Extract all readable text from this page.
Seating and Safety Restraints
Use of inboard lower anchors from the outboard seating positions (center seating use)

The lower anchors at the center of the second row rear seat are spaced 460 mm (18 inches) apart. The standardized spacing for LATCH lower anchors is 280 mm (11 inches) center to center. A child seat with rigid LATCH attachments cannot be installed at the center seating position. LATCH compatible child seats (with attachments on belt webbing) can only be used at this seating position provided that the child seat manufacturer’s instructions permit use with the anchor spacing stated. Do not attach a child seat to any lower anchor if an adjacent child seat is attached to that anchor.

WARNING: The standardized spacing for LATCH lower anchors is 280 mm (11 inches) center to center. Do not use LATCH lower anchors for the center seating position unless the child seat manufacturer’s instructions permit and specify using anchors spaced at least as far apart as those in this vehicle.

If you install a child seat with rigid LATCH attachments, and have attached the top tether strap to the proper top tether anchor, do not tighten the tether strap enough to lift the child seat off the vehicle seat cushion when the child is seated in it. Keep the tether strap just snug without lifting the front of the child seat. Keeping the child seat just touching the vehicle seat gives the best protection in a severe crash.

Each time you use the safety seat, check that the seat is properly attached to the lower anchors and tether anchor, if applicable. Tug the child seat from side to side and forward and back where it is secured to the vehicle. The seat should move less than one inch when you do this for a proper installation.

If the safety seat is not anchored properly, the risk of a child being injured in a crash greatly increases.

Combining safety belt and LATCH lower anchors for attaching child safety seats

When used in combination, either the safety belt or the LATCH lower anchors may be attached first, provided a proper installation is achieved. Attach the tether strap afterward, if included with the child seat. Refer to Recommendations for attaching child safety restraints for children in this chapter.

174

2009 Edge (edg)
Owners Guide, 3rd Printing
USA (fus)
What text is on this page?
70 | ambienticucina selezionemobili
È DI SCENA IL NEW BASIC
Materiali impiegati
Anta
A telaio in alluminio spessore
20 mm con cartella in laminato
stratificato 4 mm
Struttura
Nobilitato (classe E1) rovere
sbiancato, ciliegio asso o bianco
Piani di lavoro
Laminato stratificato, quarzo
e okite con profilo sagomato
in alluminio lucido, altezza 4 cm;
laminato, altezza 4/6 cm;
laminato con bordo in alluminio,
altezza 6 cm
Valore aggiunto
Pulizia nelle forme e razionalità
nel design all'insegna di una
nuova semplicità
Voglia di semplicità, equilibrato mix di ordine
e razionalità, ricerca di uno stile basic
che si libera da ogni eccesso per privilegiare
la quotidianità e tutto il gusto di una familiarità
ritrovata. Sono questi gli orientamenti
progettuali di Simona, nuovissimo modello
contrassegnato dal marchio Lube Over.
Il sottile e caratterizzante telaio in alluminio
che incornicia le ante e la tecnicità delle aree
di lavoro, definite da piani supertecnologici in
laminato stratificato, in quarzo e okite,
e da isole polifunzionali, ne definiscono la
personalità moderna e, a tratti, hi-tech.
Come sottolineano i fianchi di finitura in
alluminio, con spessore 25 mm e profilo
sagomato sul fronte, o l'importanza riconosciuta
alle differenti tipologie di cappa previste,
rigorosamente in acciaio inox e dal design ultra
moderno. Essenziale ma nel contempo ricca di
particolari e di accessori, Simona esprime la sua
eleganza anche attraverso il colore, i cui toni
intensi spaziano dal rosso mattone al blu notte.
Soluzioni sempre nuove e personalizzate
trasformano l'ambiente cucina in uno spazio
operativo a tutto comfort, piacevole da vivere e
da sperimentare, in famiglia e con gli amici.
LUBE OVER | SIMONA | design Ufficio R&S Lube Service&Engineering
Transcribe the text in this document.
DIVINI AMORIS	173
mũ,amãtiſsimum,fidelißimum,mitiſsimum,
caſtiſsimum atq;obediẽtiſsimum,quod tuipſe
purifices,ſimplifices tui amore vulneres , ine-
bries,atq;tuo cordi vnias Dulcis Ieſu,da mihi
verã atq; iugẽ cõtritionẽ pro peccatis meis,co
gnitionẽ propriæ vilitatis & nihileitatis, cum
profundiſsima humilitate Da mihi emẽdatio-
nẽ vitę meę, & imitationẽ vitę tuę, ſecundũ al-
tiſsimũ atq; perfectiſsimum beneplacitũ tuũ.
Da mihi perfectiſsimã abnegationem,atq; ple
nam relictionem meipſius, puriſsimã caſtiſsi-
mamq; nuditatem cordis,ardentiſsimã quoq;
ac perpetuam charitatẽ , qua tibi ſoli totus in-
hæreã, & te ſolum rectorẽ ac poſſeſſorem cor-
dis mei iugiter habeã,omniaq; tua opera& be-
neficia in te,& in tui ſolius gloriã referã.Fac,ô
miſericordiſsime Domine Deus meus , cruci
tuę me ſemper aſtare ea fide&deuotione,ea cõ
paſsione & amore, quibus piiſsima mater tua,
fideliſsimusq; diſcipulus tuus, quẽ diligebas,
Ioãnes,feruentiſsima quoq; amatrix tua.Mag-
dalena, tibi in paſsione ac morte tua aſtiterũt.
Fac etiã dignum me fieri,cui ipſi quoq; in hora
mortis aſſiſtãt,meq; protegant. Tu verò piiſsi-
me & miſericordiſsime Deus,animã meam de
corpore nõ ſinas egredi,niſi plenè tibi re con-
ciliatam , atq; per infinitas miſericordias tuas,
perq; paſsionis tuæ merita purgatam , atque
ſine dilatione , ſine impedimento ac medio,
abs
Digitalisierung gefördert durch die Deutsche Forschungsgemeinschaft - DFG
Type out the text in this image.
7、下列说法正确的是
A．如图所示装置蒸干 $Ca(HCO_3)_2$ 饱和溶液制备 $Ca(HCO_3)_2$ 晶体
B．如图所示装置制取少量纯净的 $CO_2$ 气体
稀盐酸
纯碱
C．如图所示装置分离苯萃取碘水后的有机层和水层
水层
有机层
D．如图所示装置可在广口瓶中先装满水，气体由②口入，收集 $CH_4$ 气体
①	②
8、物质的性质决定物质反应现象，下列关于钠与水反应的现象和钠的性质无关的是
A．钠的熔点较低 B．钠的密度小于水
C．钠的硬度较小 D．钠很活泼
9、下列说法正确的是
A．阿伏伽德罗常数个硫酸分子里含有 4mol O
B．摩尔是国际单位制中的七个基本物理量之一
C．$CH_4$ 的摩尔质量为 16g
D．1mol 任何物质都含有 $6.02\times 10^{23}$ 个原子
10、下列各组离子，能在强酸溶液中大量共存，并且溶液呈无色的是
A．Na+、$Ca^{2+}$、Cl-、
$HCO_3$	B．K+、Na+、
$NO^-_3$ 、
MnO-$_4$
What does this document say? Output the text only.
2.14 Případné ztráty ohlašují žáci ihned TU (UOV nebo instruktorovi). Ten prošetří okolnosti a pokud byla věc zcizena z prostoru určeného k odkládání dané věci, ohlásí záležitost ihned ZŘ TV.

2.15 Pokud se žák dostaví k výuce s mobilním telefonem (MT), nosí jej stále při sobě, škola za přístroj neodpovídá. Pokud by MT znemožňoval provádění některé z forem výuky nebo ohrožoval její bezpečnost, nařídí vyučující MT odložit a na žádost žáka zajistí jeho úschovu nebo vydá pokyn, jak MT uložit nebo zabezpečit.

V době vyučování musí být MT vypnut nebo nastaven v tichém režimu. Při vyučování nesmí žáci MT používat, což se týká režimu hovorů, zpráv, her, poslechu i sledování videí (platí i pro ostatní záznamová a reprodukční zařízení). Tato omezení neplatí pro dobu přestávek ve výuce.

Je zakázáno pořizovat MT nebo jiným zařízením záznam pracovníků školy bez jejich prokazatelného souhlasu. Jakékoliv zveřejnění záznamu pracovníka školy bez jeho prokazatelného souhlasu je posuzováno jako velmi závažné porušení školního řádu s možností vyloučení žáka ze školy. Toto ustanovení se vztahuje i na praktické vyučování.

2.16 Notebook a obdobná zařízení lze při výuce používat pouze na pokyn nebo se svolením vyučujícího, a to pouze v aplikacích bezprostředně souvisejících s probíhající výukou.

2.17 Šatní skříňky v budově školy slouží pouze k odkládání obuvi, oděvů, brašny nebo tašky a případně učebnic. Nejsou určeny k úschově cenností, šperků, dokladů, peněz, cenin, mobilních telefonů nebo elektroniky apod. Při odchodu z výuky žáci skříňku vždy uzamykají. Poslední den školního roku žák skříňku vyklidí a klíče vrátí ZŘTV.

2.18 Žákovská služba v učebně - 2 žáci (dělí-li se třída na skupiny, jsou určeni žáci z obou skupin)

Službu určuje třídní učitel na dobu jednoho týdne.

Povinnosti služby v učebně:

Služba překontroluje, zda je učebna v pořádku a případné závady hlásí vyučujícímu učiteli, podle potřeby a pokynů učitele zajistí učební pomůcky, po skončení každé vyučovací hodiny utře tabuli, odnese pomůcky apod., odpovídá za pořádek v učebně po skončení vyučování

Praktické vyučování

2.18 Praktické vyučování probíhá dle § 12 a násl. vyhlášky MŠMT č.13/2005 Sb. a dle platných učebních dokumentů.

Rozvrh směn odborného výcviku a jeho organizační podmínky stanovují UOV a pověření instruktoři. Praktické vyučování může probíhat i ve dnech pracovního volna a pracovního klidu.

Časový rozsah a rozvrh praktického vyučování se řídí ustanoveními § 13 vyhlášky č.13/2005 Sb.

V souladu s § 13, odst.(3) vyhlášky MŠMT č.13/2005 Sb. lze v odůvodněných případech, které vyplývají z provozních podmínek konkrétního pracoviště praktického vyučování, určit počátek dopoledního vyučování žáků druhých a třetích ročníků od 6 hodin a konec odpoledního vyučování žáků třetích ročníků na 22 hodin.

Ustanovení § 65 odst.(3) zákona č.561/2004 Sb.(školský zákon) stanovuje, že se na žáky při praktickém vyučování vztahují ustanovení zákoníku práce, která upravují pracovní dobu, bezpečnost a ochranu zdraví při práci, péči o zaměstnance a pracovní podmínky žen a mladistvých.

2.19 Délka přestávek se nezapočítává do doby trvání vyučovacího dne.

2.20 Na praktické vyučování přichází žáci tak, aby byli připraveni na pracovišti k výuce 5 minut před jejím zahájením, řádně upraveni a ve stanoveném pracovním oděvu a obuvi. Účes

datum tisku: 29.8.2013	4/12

(Problem to work on): Search the listing above for the string "miſericordiſsime". Copy every line that contains it.

(Solution to the problem):
miſericordiſsime Domine Deus meus , cruci
me & miſericordiſsime Deus,animã meam de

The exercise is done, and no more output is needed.